## Written instruction
Exactly reproduce each record listed below.

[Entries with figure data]

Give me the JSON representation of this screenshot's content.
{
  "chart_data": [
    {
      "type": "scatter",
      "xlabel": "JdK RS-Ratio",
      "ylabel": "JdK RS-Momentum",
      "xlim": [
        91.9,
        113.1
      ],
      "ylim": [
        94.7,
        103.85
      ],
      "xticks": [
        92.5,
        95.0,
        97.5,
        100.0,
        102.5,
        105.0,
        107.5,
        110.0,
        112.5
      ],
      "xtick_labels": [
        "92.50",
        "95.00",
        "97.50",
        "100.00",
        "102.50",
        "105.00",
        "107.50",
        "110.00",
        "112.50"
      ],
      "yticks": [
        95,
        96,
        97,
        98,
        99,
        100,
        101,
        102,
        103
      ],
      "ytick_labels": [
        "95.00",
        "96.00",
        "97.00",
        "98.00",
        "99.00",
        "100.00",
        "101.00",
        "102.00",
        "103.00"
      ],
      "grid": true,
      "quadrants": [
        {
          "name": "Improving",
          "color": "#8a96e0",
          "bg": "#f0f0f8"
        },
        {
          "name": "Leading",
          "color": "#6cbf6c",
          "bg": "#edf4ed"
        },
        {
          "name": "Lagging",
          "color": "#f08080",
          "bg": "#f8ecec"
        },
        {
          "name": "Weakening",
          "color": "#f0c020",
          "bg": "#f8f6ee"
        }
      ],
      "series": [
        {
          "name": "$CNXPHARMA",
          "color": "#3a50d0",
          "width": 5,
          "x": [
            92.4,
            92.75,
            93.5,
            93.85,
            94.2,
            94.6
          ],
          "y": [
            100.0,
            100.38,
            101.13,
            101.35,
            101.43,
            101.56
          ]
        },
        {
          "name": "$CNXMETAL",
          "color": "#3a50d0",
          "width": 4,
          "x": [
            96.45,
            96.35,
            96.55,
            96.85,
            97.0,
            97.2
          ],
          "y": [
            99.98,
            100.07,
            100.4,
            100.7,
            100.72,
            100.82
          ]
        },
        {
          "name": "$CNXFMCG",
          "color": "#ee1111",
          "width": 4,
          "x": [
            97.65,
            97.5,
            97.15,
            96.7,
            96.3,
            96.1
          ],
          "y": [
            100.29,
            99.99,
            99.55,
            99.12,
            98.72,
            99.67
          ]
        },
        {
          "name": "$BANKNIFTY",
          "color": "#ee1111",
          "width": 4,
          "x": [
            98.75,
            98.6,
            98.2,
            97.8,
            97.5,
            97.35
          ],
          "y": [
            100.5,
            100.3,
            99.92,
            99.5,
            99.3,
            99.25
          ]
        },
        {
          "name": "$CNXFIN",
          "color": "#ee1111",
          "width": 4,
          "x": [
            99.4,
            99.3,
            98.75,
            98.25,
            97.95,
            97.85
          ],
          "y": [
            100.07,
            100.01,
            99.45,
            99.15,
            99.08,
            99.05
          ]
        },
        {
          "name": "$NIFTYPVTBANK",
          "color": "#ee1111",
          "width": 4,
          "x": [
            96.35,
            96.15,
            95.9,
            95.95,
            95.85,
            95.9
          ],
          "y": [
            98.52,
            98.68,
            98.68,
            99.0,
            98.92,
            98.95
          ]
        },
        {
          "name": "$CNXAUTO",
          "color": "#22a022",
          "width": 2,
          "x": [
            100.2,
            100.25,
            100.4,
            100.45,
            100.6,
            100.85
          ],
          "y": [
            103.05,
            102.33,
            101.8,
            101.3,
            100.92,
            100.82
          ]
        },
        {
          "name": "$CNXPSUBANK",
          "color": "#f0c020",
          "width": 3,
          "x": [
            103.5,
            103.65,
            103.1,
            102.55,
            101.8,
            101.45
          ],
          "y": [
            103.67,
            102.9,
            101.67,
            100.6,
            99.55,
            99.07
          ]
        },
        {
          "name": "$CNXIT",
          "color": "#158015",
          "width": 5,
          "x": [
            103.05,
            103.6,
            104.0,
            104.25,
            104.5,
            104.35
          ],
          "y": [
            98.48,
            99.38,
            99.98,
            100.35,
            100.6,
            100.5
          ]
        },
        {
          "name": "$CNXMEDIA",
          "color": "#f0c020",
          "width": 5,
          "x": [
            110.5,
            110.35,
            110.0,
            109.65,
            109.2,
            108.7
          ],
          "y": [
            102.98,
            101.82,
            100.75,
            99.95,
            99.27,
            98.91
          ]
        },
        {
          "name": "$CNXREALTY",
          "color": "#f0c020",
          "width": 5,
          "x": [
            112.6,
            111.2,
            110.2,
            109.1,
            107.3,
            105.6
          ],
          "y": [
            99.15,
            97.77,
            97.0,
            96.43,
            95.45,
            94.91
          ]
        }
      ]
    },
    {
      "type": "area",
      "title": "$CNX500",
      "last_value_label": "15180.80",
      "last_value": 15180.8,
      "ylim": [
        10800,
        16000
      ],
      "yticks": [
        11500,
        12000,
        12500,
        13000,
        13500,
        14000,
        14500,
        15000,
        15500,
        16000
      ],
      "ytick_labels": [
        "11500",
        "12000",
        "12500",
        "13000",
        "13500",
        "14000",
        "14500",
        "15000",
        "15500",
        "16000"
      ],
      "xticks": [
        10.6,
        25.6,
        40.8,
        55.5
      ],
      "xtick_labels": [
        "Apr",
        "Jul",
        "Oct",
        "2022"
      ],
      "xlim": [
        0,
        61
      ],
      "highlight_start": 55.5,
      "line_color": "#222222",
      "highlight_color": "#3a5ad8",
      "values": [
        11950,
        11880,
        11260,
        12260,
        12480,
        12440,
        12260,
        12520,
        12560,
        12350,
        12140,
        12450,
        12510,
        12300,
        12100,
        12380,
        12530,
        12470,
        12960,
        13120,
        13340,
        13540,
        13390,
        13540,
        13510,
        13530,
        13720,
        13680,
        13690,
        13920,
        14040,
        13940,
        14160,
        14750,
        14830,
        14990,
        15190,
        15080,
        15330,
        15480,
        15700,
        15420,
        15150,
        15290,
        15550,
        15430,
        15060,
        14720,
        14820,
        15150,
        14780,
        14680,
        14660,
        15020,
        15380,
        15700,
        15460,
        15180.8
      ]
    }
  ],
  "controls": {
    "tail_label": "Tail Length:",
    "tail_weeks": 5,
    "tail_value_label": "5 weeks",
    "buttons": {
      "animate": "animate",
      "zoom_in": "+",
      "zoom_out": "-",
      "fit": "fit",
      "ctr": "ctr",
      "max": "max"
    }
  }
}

## The solution
Give me the JSON representation of this screenshot's content.
{
  "chart_data": [
    {
      "type": "scatter",
      "xlabel": "JdK RS-Ratio",
      "ylabel": "JdK RS-Momentum",
      "xlim": [
        91.9,
        113.1
      ],
      "ylim": [
        94.7,
        103.85
      ],
      "xticks": [
        92.5,
        95.0,
        97.5,
        100.0,
        102.5,
        105.0,
        107.5,
        110.0,
        112.5
      ],
      "xtick_labels": [
        "92.50",
        "95.00",
        "97.50",
        "100.00",
        "102.50",
        "105.00",
        "107.50",
        "110.00",
        "112.50"
      ],
      "yticks": [
        95,
        96,
        97,
        98,
        99,
        100,
        101,
        102,
        103
      ],
      "ytick_labels": [
        "95.00",
        "96.00",
        "97.00",
        "98.00",
        "99.00",
        "100.00",
        "101.00",
        "102.00",
        "103.00"
      ],
      "grid": true,
      "quadrants": [
        {
          "name": "Improving",
          "color": "#8a96e0",
          "bg": "#f0f0f8"
        },
        {
          "name": "Leading",
          "color": "#6cbf6c",
          "bg": "#edf4ed"
        },
        {
          "name": "Lagging",
          "color": "#f08080",
          "bg": "#f8ecec"
        },
        {
          "name": "Weakening",
          "color": "#f0c020",
          "bg": "#f8f6ee"
        }
      ],
      "series": [
        {
          "name": "$CNXPHARMA",
          "color": "#3a50d0",
          "width": 5,
          "x": [
            92.4,
            92.75,
            93.5,
            93.85,
            94.2,
            94.6
          ],
          "y": [
            100.0,
            100.38,
            101.13,
            101.35,
            101.43,
            101.56
          ]
        },
        {
          "name": "$CNXMETAL",
          "color": "#3a50d0",
          "width": 4,
          "x": [
            96.45,
            96.35,
            96.55,
            96.85,
            97.0,
            97.2
          ],
          "y": [
            99.98,
            100.07,
            100.4,
            100.7,
            100.72,
            100.82
          ]
        },
        {
          "name": "$CNXFMCG",
          "color": "#ee1111",
          "width": 4,
          "x": [
            97.65,
            97.5,
            97.15,
            96.7,
            96.3,
            96.1
          ],
          "y": [
            100.29,
            99.99,
            99.55,
            99.12,
            98.72,
            99.67
          ]
        },
        {
          "name": "$BANKNIFTY",
          "color": "#ee1111",
          "width": 4,
          "x": [
            98.75,
            98.6,
            98.2,
            97.8,
            97.5,
            97.35
          ],
          "y": [
            100.5,
            100.3,
            99.92,
            99.5,
            99.3,
            99.25
          ]
        },
        {
          "name": "$CNXFIN",
          "color": "#ee1111",
          "width": 4,
          "x": [
            99.4,
            99.3,
            98.75,
            98.25,
            97.95,
            97.85
          ],
          "y": [
            100.07,
            100.01,
            99.45,
            99.15,
            99.08,
            99.05
          ]
        },
        {
          "name": "$NIFTYPVTBANK",
          "color": "#ee1111",
          "width": 4,
          "x": [
            96.35,
            96.15,
            95.9,
            95.95,
            95.85,
            95.9
          ],
          "y": [
            98.52,
            98.68,
            98.68,
            99.0,
            98.92,
            98.95
          ]
        },
        {
          "name": "$CNXAUTO",
          "color": "#22a022",
          "width": 2,
          "x": [
            100.2,
            100.25,
            100.4,
            100.45,
            100.6,
            100.85
          ],
          "y": [
            103.05,
            102.33,
            101.8,
            101.3,
            100.92,
            100.82
          ]
        },
        {
          "name": "$CNXPSUBANK",
          "color": "#f0c020",
          "width": 3,
          "x": [
            103.5,
            103.65,
            103.1,
            102.55,
            101.8,
            101.45
          ],
          "y": [
            103.67,
            102.9,
            101.67,
            100.6,
            99.55,
            99.07
          ]
        },
        {
          "name": "$CNXIT",
          "color": "#158015",
          "width": 5,
          "x": [
            103.05,
            103.6,
            104.0,
            104.25,
            104.5,
            104.35
          ],
          "y": [
            98.48,
            99.38,
            99.98,
            100.35,
            100.6,
            100.5
          ]
        },
        {
          "name": "$CNXMEDIA",
          "color": "#f0c020",
          "width": 5,
          "x": [
            110.5,
            110.35,
            110.0,
            109.65,
            109.2,
            108.7
          ],
          "y": [
            102.98,
            101.82,
            100.75,
            99.95,
            99.27,
            98.91
          ]
        },
        {
          "name": "$CNXREALTY",
          "color": "#f0c020",
          "width": 5,
          "x": [
            112.6,
            111.2,
            110.2,
            109.1,
            107.3,
            105.6
          ],
          "y": [
            99.15,
            97.77,
            97.0,
            96.43,
            95.45,
            94.91
          ]
        }
      ]
    },
    {
      "type": "area",
      "title": "$CNX500",
      "last_value_label": "15180.80",
      "last_value": 15180.8,
      "ylim": [
        10800,
        16000
      ],
      "yticks": [
        11500,
        12000,
        12500,
        13000,
        13500,
        14000,
        14500,
        15000,
        15500,
        16000
      ],
      "ytick_labels": [
        "11500",
        "12000",
        "12500",
        "13000",
        "13500",
        "14000",
        "14500",
        "15000",
        "15500",
        "16000"
      ],
      "xticks": [
        10.6,
        25.6,
        40.8,
        55.5
      ],
      "xtick_labels": [
        "Apr",
        "Jul",
        "Oct",
        "2022"
      ],
      "xlim": [
        0,
        61
      ],
      "highlight_start": 55.5,
      "line_color": "#222222",
      "highlight_color": "#3a5ad8",
      "values": [
        11950,
        11880,
        11260,
        12260,
        12480,
        12440,
        12260,
        12520,
        12560,
        12350,
        12140,
        12450,
        12510,
        12300,
        12100,
        12380,
        12530,
        12470,
        12960,
        13120,
        13340,
        13540,
        13390,
        13540,
        13510,
        13530,
        13720,
        13680,
        13690,
        13920,
        14040,
        13940,
        14160,
        14750,
        14830,
        14990,
        15190,
        15080,
        15330,
        15480,
        15700,
        15420,
        15150,
        15290,
        15550,
        15430,
        15060,
        14720,
        14820,
        15150,
        14780,
        14680,
        14660,
        15020,
        15380,
        15700,
        15460,
        15180.8
      ]
    }
  ],
  "controls": {
    "tail_label": "Tail Length:",
    "tail_weeks": 5,
    "tail_value_label": "5 weeks",
    "buttons": {
      "animate": "animate",
      "zoom_in": "+",
      "zoom_out": "-",
      "fit": "fit",
      "ctr": "ctr",
      "max": "max"
    }
  }
}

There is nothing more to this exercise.